▶ Task statement
Repeat the whole of the data, keeping every detail the same.
------ Supplied material ------
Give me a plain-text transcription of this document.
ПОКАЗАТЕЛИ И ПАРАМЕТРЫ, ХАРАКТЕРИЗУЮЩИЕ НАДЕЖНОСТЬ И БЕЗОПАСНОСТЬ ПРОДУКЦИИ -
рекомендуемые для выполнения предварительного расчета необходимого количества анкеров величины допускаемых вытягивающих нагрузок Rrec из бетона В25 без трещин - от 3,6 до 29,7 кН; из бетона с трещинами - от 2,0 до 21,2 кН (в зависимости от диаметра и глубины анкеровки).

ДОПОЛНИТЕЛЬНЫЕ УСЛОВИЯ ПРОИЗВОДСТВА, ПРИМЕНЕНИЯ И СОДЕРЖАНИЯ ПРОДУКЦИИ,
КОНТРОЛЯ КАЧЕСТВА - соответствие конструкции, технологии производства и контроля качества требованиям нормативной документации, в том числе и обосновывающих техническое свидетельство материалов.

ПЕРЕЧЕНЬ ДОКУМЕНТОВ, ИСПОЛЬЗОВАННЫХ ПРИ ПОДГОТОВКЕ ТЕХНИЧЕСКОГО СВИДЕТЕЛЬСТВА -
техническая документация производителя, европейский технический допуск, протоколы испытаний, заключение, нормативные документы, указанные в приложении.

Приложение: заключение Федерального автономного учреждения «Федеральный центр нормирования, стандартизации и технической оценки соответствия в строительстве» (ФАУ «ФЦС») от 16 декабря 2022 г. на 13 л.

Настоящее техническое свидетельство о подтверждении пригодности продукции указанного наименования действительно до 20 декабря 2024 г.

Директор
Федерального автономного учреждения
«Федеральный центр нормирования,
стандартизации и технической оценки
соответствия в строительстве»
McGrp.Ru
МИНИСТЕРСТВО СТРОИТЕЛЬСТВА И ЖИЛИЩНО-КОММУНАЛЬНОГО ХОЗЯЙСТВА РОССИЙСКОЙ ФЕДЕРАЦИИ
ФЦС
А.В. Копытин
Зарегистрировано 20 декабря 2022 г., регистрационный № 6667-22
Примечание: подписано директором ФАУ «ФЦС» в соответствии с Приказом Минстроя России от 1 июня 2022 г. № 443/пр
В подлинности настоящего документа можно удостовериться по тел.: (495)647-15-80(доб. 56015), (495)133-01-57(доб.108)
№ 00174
------
▶ Answer for the task
Give me a plain-text transcription of this document.
ПОКАЗАТЕЛИ И ПАРАМЕТРЫ, ХАРАКТЕРИЗУЮЩИЕ НАДЕЖНОСТЬ И БЕЗОПАСНОСТЬ ПРОДУКЦИИ -
рекомендуемые для выполнения предварительного расчета необходимого количества анкеров величины допускаемых вытягивающих нагрузок Rrec из бетона В25 без трещин - от 3,6 до 29,7 кН; из бетона с трещинами - от 2,0 до 21,2 кН (в зависимости от диаметра и глубины анкеровки).

ДОПОЛНИТЕЛЬНЫЕ УСЛОВИЯ ПРОИЗВОДСТВА, ПРИМЕНЕНИЯ И СОДЕРЖАНИЯ ПРОДУКЦИИ,
КОНТРОЛЯ КАЧЕСТВА - соответствие конструкции, технологии производства и контроля качества требованиям нормативной документации, в том числе и обосновывающих техническое свидетельство материалов.

ПЕРЕЧЕНЬ ДОКУМЕНТОВ, ИСПОЛЬЗОВАННЫХ ПРИ ПОДГОТОВКЕ ТЕХНИЧЕСКОГО СВИДЕТЕЛЬСТВА -
техническая документация производителя, европейский технический допуск, протоколы испытаний, заключение, нормативные документы, указанные в приложении.

Приложение: заключение Федерального автономного учреждения «Федеральный центр нормирования, стандартизации и технической оценки соответствия в строительстве» (ФАУ «ФЦС») от 16 декабря 2022 г. на 13 л.

Настоящее техническое свидетельство о подтверждении пригодности продукции указанного наименования действительно до 20 декабря 2024 г.

Директор
Федерального автономного учреждения
«Федеральный центр нормирования,
стандартизации и технической оценки
соответствия в строительстве»
McGrp.Ru
МИНИСТЕРСТВО СТРОИТЕЛЬСТВА И ЖИЛИЩНО-КОММУНАЛЬНОГО ХОЗЯЙСТВА РОССИЙСКОЙ ФЕДЕРАЦИИ
ФЦС
А.В. Копытин
Зарегистрировано 20 декабря 2022 г., регистрационный № 6667-22
Примечание: подписано директором ФАУ «ФЦС» в соответствии с Приказом Минстроя России от 1 июня 2022 г. № 443/пр
В подлинности настоящего документа можно удостовериться по тел.: (495)647-15-80(доб. 56015), (495)133-01-57(доб.108)
№ 00174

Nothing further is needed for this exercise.